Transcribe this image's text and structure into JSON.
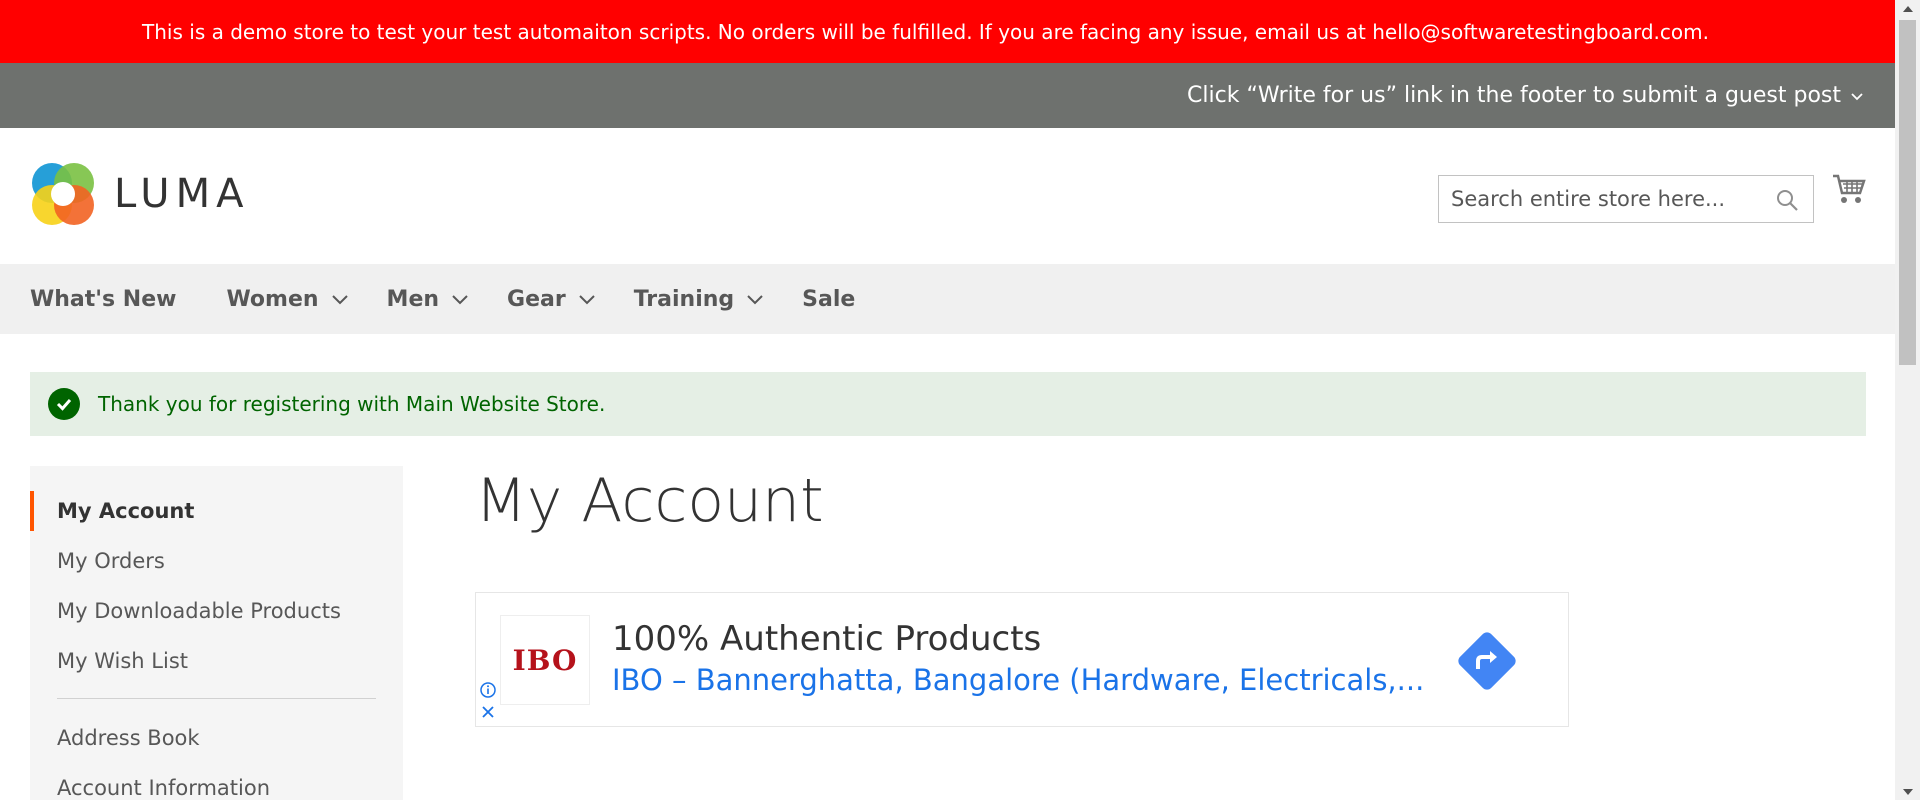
{
  "demo_notice": "This is a demo store to test your test automaiton scripts. No orders will be fulfilled. If you are facing any issue, email us at hello@softwaretestingboard.com.",
  "promo": {
    "text": "Click “Write for us” link in the footer to submit a guest post"
  },
  "header": {
    "logo_text": "LUMA",
    "search_placeholder": "Search entire store here...",
    "cart_icon": "cart-icon"
  },
  "nav": {
    "items": [
      {
        "label": "What's New",
        "has_dropdown": false
      },
      {
        "label": "Women",
        "has_dropdown": true
      },
      {
        "label": "Men",
        "has_dropdown": true
      },
      {
        "label": "Gear",
        "has_dropdown": true
      },
      {
        "label": "Training",
        "has_dropdown": true
      },
      {
        "label": "Sale",
        "has_dropdown": false
      }
    ]
  },
  "message": {
    "text": "Thank you for registering with Main Website Store."
  },
  "sidebar": {
    "items": [
      {
        "label": "My Account",
        "active": true
      },
      {
        "label": "My Orders"
      },
      {
        "label": "My Downloadable Products"
      },
      {
        "label": "My Wish List"
      },
      {
        "label": "Address Book"
      },
      {
        "label": "Account Information"
      }
    ]
  },
  "page_title": "My Account",
  "ad": {
    "logo_text": "IBO",
    "headline": "100% Authentic Products",
    "subline": "IBO – Bannerghatta, Bangalore (Hardware, Electricals,..."
  },
  "colors": {
    "demo_bar": "#ff0000",
    "promo_bar": "#6e716e",
    "nav_bg": "#f0f0f0",
    "success_bg": "#e5efe5",
    "success_text": "#006400",
    "active_marker": "#ff5501",
    "ad_link": "#1a73e8",
    "ad_arrow": "#4285f4"
  }
}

**What you should do**. Repeat everything in the records precisely. Images are excluded from the copy.

**Expected output**.
Transcribe this image's text and structure into JSON.
{
  "demo_notice": "This is a demo store to test your test automaiton scripts. No orders will be fulfilled. If you are facing any issue, email us at hello@softwaretestingboard.com.",
  "promo": {
    "text": "Click “Write for us” link in the footer to submit a guest post"
  },
  "header": {
    "logo_text": "LUMA",
    "search_placeholder": "Search entire store here...",
    "cart_icon": "cart-icon"
  },
  "nav": {
    "items": [
      {
        "label": "What's New",
        "has_dropdown": false
      },
      {
        "label": "Women",
        "has_dropdown": true
      },
      {
        "label": "Men",
        "has_dropdown": true
      },
      {
        "label": "Gear",
        "has_dropdown": true
      },
      {
        "label": "Training",
        "has_dropdown": true
      },
      {
        "label": "Sale",
        "has_dropdown": false
      }
    ]
  },
  "message": {
    "text": "Thank you for registering with Main Website Store."
  },
  "sidebar": {
    "items": [
      {
        "label": "My Account",
        "active": true
      },
      {
        "label": "My Orders"
      },
      {
        "label": "My Downloadable Products"
      },
      {
        "label": "My Wish List"
      },
      {
        "label": "Address Book"
      },
      {
        "label": "Account Information"
      }
    ]
  },
  "page_title": "My Account",
  "ad": {
    "logo_text": "IBO",
    "headline": "100% Authentic Products",
    "subline": "IBO – Bannerghatta, Bangalore (Hardware, Electricals,..."
  },
  "colors": {
    "demo_bar": "#ff0000",
    "promo_bar": "#6e716e",
    "nav_bg": "#f0f0f0",
    "success_bg": "#e5efe5",
    "success_text": "#006400",
    "active_marker": "#ff5501",
    "ad_link": "#1a73e8",
    "ad_arrow": "#4285f4"
  }
}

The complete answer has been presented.